**TEXT SEGMENT**
◇ ◇ ◇

Archbishop Agafangel (Pashkovsky) of the Odessa Diocese of the Russian Orthodox Church Outside Russia (ROCOR) has told Forum 18 News Service that the authorities in western Ukraine have crushed a budding parish of his church, at the instigation of Metropolitan Onufry, the diocesan bishop of the rival Ukrainian Orthodox Church of the Moscow Patriarchate. The head of the village administration, Vasyl Gavrish, denies claims that he threatened parishioners after the ROCOR parish submitted a state registration application. When asked by Forum 18 whether an Orthodox church from a non-Moscow Patriarchate jurisdiction could gain registration, Gavrish replied: "We already have a parish of the Moscow Patriarchate here." Both Gavrish and parishioners have stated that the state SBU security service was involved in moves against the parish, but the SBU has denied this along with Bishop Agafangel's claim that there was pressure from the Moscow Patriarchate.

Archbishop Agafangel (Pashkovsky) of the Odessa Diocese of the Russian Orthodox Church Outside Russia (ROCOR) has stated that Ukraine has crushed a budding parish of his church, in the small village of Grozintsy in Khotin [Khotyn] district of Chernivtsy [Chernivtsi] region, in western Ukraine bordering Romania. "People were afraid of the authorities' threats and withdrew their signatures on the parish's registration application," he told Forum 18 News Service from Odessa on 27 September.

But the head of the village administration dismisses these accusations. "We didn't threaten anyone," Vasyl Gavrish told Forum 18 from the village the same day. One former parishioner, Zinaida Khantevich, told Forum 18 on 4 October that their priest Fr Aleksandr Leleka has now left the village, the parish has been abandoned and the registration application withdrawn, and the parishioners now attend the village church under the jurisdiction of the Moscow Patriarchate.

The Holy Martyr Queen Alexandra parish, led by Fr Aleksandr, met for worship in Khantevich's home from early in 2005. She said up to 15 people would attend the Sunday liturgy on average. Problems began when ten parishioners, the number required by law for state registration, signed an application and submitted it in early August to the Chernivtsy office of the government's religious affairs committee, which is headed by Vasyl Naftas.

◇ ◇ ◇

**PARTS OF THE EXERCISE**
(a) In the Grozintsy parish report above, turn the paragraph beginning "The Holy Martyr Queen Alexandra parish" into a short bulleted list that keeps its main facts.
(b) According to the Grozintsy parish report, how many parishioners does the law require to sign an application for state registration?

◇ ◇ ◇

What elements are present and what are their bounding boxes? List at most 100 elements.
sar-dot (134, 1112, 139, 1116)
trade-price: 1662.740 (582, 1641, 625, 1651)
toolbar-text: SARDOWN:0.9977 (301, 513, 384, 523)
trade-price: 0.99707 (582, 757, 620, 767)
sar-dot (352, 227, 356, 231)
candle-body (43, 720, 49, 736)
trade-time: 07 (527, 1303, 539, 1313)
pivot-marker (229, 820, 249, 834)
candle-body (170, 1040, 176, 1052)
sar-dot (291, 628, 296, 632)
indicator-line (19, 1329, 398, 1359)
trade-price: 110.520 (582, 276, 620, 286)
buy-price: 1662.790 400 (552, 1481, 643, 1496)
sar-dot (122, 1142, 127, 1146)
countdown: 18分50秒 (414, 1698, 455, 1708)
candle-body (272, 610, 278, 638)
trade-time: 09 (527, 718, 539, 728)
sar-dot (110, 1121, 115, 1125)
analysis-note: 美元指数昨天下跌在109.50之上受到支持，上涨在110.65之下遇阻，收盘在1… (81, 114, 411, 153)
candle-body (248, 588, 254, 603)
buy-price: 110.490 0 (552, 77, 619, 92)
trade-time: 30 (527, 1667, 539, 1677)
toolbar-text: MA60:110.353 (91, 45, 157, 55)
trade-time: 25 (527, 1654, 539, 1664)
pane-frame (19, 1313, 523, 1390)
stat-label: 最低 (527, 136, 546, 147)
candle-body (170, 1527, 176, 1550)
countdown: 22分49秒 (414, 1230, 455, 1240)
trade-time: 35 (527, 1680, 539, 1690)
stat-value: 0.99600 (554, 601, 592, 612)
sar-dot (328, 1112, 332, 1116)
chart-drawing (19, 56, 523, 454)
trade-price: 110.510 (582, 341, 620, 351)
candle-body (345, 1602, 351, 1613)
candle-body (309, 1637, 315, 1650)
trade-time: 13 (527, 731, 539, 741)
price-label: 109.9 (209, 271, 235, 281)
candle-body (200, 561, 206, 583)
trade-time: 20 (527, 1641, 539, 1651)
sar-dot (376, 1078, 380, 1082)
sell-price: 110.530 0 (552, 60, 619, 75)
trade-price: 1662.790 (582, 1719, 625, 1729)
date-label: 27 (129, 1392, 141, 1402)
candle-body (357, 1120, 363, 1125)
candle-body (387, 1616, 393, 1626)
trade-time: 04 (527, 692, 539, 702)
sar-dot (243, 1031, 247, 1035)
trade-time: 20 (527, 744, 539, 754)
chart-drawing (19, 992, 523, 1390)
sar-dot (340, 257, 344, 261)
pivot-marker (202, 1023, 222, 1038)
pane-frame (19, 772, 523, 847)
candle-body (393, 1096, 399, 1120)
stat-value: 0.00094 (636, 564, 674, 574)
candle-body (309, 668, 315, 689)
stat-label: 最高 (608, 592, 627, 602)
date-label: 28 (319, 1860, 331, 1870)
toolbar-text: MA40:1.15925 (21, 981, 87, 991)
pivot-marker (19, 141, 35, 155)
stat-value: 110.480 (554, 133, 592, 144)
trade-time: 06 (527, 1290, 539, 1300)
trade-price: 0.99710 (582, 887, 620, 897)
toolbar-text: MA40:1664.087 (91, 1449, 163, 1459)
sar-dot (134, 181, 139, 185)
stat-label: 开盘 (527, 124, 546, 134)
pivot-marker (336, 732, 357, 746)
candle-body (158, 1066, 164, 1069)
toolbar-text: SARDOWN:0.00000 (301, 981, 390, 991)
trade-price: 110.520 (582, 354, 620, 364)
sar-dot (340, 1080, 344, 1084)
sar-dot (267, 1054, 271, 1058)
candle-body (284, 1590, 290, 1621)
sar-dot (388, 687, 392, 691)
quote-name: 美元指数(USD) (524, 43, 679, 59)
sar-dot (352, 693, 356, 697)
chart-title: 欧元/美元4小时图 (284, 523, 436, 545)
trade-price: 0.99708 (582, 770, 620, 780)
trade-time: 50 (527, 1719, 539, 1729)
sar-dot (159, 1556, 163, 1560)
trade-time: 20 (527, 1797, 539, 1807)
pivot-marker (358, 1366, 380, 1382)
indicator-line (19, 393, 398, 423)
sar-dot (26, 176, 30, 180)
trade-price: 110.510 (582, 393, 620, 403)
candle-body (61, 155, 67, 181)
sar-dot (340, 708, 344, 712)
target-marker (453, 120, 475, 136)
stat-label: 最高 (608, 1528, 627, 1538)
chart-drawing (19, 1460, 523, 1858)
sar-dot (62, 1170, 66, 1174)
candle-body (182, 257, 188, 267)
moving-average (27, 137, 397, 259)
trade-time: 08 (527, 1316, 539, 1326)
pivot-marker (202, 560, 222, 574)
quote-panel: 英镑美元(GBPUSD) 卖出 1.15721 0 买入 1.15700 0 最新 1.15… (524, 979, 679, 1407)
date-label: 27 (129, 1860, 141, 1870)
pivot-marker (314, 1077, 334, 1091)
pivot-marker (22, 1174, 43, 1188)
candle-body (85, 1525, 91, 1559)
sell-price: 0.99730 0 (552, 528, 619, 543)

◇ ◇ ◇

**SOLUTIONS TO THE PROBLEMS**
(a)
- The Holy Martyr Queen Alexandra parish, led by Fr Aleksandr, met for worship in Khantevich's home from early 2005.
- On average, up to 15 people attended the Sunday liturgy.
- Problems began when ten parishioners signed a state registration application, the number the law requires.
- They submitted it in early August to the Chernivtsy office of the government's religious affairs committee, headed by Vasyl Naftas.

(b) Ten.